[Recorded data]
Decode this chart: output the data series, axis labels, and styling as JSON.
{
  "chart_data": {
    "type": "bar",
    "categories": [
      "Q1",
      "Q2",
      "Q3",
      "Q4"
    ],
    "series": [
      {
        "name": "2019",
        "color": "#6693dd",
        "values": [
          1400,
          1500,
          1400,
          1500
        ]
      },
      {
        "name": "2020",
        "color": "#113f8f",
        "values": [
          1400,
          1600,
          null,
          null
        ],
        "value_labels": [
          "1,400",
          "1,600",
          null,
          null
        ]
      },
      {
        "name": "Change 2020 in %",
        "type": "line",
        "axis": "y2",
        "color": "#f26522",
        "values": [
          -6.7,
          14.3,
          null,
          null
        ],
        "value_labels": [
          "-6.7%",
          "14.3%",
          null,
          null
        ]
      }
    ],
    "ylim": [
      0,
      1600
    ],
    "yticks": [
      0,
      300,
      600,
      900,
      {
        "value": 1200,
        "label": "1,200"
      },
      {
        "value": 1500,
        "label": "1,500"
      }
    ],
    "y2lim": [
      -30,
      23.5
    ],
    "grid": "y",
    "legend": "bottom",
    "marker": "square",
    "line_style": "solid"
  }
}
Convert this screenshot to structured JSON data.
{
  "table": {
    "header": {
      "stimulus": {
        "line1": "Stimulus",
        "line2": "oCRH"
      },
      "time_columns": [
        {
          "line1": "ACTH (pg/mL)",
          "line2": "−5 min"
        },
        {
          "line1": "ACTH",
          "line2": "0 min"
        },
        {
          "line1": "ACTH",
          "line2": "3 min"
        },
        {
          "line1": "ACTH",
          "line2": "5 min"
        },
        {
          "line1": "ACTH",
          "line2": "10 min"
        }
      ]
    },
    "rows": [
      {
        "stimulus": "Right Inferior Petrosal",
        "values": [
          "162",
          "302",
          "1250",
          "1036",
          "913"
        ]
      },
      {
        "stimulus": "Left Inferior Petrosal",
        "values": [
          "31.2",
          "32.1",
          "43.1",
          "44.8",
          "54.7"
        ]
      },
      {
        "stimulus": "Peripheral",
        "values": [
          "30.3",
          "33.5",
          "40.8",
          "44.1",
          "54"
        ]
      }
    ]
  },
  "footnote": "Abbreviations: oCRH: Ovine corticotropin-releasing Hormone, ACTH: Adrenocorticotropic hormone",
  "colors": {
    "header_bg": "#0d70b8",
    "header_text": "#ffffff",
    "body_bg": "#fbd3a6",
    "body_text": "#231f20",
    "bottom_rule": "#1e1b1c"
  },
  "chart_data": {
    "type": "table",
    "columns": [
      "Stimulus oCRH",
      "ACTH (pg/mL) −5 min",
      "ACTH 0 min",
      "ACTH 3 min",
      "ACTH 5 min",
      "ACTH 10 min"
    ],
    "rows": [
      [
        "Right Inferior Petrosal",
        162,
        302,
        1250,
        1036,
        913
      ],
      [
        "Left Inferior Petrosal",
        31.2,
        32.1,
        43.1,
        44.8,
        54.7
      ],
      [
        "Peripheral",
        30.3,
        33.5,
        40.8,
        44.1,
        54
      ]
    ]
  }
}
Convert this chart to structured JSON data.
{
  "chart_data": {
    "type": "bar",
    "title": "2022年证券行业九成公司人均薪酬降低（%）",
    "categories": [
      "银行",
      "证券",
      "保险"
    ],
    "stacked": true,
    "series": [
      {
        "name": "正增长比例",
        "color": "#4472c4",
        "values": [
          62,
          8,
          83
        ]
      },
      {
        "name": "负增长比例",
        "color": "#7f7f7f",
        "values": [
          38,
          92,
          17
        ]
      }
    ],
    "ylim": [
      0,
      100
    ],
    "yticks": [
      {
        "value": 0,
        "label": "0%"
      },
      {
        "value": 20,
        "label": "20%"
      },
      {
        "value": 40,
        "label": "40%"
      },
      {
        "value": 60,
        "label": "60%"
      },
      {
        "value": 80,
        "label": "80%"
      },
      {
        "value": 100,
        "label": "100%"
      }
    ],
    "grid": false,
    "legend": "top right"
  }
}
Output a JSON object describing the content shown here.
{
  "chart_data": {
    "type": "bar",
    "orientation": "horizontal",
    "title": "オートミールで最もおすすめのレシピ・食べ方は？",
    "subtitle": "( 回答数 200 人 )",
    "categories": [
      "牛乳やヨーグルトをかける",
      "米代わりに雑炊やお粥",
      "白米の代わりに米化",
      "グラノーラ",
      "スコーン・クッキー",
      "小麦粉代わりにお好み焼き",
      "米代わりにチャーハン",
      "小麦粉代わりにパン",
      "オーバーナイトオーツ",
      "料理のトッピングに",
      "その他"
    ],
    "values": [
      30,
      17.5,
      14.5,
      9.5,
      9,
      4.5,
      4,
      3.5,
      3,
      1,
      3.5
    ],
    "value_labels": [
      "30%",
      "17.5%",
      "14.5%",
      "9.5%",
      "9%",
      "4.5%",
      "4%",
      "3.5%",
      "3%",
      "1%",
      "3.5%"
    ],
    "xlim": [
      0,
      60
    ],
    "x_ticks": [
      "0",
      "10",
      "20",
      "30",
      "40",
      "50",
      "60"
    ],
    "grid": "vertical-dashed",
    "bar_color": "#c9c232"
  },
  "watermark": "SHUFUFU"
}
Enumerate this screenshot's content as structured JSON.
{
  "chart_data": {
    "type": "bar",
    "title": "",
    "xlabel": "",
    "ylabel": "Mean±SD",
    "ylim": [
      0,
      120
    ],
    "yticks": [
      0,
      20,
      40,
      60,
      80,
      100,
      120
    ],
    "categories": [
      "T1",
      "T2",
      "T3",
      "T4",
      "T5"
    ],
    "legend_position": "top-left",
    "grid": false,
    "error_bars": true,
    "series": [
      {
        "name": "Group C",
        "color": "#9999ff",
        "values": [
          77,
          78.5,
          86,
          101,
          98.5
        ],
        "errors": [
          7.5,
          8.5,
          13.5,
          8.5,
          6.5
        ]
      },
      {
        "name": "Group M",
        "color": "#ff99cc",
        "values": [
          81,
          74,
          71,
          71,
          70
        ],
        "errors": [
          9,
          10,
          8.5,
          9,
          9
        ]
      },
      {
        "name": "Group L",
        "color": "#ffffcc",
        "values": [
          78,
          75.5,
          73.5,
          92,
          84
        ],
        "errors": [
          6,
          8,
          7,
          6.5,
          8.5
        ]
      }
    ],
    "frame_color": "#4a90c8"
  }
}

■ What is being asked: Your task is to pick out every line with the string "ACTH" and copy it.

■ Written answer:
          "line1": "ACTH (pg/mL)",
          "line1": "ACTH",
          "line1": "ACTH",
          "line1": "ACTH",
          "line1": "ACTH",
  "footnote": "Abbreviations: oCRH: Ovine corticotropin-releasing Hormone, ACTH: Adrenocorticotropic hormone",
      "ACTH (pg/mL) −5 min",
      "ACTH 0 min",
      "ACTH 3 min",
      "ACTH 5 min",
      "ACTH 10 min"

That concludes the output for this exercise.